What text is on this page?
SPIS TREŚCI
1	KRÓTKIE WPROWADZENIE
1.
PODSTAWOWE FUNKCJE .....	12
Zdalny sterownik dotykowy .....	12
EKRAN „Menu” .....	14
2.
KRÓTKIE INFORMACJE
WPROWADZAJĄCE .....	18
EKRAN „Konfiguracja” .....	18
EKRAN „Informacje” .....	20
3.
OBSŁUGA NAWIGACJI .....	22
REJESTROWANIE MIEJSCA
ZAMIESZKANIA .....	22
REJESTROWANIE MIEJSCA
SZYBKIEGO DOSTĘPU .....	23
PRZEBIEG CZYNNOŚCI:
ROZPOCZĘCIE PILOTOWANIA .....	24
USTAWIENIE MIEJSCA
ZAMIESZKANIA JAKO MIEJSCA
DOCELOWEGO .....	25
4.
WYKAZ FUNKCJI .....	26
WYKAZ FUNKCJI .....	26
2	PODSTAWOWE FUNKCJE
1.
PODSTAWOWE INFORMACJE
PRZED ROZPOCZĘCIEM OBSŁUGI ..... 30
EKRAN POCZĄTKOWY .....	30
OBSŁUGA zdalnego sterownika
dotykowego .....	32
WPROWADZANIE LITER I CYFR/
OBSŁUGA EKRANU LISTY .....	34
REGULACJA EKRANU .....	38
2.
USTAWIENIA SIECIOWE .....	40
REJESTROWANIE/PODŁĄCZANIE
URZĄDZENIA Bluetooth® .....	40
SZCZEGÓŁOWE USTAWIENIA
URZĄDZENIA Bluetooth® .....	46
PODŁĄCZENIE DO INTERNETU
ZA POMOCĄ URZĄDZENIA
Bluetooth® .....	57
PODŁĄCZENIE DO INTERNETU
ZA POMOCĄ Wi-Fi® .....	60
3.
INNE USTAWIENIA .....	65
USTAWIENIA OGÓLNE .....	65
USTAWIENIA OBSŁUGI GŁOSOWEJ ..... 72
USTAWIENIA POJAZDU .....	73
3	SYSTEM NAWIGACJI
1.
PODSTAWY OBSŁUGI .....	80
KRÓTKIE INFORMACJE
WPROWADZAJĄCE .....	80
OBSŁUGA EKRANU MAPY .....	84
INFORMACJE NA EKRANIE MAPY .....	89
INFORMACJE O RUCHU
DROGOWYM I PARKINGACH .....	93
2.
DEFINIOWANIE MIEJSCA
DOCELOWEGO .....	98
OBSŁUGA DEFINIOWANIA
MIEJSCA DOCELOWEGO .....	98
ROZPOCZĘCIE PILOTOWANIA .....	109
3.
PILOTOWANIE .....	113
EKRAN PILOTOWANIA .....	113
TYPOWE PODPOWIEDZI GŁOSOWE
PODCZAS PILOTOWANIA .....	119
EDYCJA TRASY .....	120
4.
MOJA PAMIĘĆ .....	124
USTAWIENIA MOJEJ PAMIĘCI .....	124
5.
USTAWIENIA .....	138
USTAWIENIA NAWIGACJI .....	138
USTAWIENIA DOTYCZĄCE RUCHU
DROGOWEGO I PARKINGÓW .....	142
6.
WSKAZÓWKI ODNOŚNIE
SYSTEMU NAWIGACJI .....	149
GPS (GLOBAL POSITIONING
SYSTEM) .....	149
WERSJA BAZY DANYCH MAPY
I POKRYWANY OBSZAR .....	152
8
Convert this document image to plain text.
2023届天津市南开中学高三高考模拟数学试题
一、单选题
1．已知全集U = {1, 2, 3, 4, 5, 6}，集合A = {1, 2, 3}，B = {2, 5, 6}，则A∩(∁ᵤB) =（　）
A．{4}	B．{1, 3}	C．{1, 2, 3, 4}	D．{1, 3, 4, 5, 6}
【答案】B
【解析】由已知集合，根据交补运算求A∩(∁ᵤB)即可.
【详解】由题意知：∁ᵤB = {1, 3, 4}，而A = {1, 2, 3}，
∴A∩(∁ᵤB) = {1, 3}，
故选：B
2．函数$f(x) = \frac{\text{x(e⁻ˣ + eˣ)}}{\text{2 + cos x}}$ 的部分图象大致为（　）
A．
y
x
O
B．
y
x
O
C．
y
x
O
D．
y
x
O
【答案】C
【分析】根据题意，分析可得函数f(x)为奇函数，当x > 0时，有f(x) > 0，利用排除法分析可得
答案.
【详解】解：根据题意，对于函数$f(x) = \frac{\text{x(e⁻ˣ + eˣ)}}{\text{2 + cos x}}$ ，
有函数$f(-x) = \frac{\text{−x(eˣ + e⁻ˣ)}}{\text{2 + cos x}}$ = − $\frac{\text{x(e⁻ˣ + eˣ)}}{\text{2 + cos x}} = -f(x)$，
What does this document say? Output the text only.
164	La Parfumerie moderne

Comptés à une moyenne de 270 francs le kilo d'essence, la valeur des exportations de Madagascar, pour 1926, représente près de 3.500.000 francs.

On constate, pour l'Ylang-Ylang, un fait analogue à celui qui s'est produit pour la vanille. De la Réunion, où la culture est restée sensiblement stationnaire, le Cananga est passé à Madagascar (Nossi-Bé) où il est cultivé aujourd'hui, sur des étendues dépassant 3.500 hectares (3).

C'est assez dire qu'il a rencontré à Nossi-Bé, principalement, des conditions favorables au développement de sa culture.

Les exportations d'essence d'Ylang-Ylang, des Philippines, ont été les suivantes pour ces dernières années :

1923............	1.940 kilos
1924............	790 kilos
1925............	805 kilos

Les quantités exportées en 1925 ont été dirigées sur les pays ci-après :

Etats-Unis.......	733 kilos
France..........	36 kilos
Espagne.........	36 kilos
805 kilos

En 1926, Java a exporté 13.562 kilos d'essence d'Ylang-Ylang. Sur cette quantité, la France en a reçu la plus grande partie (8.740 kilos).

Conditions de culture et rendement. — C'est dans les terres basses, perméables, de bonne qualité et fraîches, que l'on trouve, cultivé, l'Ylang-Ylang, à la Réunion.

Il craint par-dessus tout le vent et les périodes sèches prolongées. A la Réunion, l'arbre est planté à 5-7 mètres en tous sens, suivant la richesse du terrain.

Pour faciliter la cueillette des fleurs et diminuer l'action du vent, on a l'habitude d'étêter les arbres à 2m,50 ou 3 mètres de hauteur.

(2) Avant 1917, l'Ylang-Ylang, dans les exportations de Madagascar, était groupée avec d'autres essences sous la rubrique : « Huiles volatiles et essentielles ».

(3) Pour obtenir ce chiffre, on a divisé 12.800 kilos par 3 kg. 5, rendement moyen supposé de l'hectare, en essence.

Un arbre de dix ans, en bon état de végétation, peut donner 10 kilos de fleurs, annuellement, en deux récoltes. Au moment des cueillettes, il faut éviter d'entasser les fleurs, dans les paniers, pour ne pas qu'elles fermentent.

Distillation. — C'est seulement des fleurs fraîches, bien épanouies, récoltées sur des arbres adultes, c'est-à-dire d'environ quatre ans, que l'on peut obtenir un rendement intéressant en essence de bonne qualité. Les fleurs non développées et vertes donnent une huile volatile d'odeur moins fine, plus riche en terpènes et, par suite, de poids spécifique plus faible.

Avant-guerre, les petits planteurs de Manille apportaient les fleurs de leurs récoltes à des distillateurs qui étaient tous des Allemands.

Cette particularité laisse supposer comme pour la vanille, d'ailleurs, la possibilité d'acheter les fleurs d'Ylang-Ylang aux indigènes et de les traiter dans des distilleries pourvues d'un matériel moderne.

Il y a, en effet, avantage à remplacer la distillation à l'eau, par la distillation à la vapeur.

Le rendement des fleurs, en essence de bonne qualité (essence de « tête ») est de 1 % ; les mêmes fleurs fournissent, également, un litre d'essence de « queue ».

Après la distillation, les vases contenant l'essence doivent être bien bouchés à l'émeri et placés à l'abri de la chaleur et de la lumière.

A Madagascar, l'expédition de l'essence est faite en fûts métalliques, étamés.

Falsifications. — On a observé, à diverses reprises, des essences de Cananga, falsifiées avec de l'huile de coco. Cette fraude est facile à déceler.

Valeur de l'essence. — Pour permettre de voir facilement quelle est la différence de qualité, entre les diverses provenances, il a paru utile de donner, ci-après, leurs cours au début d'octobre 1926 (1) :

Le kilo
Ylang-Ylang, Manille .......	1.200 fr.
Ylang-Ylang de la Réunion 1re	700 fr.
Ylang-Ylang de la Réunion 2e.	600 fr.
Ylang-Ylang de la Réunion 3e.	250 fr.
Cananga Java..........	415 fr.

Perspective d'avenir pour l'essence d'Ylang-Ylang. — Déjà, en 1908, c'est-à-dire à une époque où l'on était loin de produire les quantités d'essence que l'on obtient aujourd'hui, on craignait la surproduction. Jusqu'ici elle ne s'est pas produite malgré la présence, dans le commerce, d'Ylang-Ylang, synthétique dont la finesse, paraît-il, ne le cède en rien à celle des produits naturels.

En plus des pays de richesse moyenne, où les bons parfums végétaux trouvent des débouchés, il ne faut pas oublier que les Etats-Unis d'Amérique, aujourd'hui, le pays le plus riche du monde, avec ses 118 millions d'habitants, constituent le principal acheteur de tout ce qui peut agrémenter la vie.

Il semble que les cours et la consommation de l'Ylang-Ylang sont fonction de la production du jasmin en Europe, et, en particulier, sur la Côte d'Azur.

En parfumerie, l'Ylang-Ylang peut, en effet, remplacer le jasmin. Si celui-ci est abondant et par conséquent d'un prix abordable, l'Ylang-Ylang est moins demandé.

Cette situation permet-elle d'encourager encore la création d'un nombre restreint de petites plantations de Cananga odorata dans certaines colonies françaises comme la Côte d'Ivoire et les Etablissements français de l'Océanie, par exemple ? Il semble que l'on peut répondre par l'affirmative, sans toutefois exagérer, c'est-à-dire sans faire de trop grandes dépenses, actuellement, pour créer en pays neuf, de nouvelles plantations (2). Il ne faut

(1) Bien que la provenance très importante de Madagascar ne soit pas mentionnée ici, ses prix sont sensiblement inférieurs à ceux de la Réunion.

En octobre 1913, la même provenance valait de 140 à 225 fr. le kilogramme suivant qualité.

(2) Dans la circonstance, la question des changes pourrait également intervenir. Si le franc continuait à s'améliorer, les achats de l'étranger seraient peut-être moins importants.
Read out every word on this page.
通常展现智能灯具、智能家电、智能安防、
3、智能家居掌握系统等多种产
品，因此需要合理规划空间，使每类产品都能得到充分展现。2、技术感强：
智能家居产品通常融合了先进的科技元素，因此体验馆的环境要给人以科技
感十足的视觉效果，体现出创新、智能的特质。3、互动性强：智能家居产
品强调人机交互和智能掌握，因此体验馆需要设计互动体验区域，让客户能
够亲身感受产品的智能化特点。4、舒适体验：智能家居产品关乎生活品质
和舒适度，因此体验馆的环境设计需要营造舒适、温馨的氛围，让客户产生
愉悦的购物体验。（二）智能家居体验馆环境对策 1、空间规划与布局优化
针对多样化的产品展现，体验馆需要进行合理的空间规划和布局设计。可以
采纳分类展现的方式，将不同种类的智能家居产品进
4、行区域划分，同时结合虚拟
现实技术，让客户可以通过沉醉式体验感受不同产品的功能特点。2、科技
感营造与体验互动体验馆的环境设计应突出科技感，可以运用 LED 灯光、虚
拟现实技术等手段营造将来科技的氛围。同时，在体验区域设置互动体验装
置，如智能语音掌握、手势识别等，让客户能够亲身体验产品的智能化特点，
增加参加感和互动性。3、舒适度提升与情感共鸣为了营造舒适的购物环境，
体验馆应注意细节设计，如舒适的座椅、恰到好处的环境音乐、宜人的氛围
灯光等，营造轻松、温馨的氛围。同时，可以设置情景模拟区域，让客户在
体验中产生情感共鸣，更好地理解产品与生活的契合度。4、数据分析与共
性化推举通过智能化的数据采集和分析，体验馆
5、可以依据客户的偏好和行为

------------------------------

Look through the data and show every line containing "moins".

• **Answer to the exercise**
Distillation. — C'est seulement des fleurs fraîches, bien épanouies, récoltées sur des arbres adultes, c'est-à-dire d'environ quatre ans, que l'on peut obtenir un rendement intéressant en essence de bonne qualité. Les fleurs non développées et vertes donnent une huile volatile d'odeur moins fine, plus riche en terpènes et, par suite, de poids spécifique plus faible.
En parfumerie, l'Ylang-Ylang peut, en effet, remplacer le jasmin. Si celui-ci est abondant et par conséquent d'un prix abordable, l'Ylang-Ylang est moins demandé.
(2) Dans la circonstance, la question des changes pourrait également intervenir. Si le franc continuait à s'améliorer, les achats de l'étranger seraient peut-être moins importants.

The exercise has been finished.